▶ **Work to be completed**:
Please copy all the lines that follow, word for word.

= = = = =

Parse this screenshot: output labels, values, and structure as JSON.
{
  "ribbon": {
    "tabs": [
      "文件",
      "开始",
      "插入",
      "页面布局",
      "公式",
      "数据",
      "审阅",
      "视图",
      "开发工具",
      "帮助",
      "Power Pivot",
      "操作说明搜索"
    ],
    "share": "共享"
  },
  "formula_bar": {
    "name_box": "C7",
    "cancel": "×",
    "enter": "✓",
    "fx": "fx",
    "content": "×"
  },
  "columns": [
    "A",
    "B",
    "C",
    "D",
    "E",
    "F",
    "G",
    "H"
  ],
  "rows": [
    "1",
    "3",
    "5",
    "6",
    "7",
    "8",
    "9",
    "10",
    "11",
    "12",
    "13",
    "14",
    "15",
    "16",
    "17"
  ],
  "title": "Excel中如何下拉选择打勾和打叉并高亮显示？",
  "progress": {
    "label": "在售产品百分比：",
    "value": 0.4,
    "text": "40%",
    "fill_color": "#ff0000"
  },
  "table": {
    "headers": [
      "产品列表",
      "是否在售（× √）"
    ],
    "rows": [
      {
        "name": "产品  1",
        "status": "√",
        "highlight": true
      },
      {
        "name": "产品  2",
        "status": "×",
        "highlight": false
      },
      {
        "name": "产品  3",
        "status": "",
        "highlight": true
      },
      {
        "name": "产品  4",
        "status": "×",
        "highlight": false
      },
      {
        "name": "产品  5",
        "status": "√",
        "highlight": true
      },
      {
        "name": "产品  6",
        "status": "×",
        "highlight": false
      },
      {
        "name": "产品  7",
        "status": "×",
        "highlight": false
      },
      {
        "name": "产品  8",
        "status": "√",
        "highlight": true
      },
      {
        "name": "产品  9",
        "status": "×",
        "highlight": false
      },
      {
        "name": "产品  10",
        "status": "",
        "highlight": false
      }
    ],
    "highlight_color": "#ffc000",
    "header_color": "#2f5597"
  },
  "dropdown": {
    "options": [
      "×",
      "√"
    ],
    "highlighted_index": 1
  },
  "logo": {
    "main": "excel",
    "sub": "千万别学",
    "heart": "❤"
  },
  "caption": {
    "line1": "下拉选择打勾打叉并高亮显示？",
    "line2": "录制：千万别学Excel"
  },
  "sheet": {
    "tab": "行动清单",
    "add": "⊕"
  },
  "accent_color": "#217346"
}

= = = = =

▶ **Output of the task**:
Parse this screenshot: output labels, values, and structure as JSON.
{
  "ribbon": {
    "tabs": [
      "文件",
      "开始",
      "插入",
      "页面布局",
      "公式",
      "数据",
      "审阅",
      "视图",
      "开发工具",
      "帮助",
      "Power Pivot",
      "操作说明搜索"
    ],
    "share": "共享"
  },
  "formula_bar": {
    "name_box": "C7",
    "cancel": "×",
    "enter": "✓",
    "fx": "fx",
    "content": "×"
  },
  "columns": [
    "A",
    "B",
    "C",
    "D",
    "E",
    "F",
    "G",
    "H"
  ],
  "rows": [
    "1",
    "3",
    "5",
    "6",
    "7",
    "8",
    "9",
    "10",
    "11",
    "12",
    "13",
    "14",
    "15",
    "16",
    "17"
  ],
  "title": "Excel中如何下拉选择打勾和打叉并高亮显示？",
  "progress": {
    "label": "在售产品百分比：",
    "value": 0.4,
    "text": "40%",
    "fill_color": "#ff0000"
  },
  "table": {
    "headers": [
      "产品列表",
      "是否在售（× √）"
    ],
    "rows": [
      {
        "name": "产品  1",
        "status": "√",
        "highlight": true
      },
      {
        "name": "产品  2",
        "status": "×",
        "highlight": false
      },
      {
        "name": "产品  3",
        "status": "",
        "highlight": true
      },
      {
        "name": "产品  4",
        "status": "×",
        "highlight": false
      },
      {
        "name": "产品  5",
        "status": "√",
        "highlight": true
      },
      {
        "name": "产品  6",
        "status": "×",
        "highlight": false
      },
      {
        "name": "产品  7",
        "status": "×",
        "highlight": false
      },
      {
        "name": "产品  8",
        "status": "√",
        "highlight": true
      },
      {
        "name": "产品  9",
        "status": "×",
        "highlight": false
      },
      {
        "name": "产品  10",
        "status": "",
        "highlight": false
      }
    ],
    "highlight_color": "#ffc000",
    "header_color": "#2f5597"
  },
  "dropdown": {
    "options": [
      "×",
      "√"
    ],
    "highlighted_index": 1
  },
  "logo": {
    "main": "excel",
    "sub": "千万别学",
    "heart": "❤"
  },
  "caption": {
    "line1": "下拉选择打勾打叉并高亮显示？",
    "line2": "录制：千万别学Excel"
  },
  "sheet": {
    "tab": "行动清单",
    "add": "⊕"
  },
  "accent_color": "#217346"
}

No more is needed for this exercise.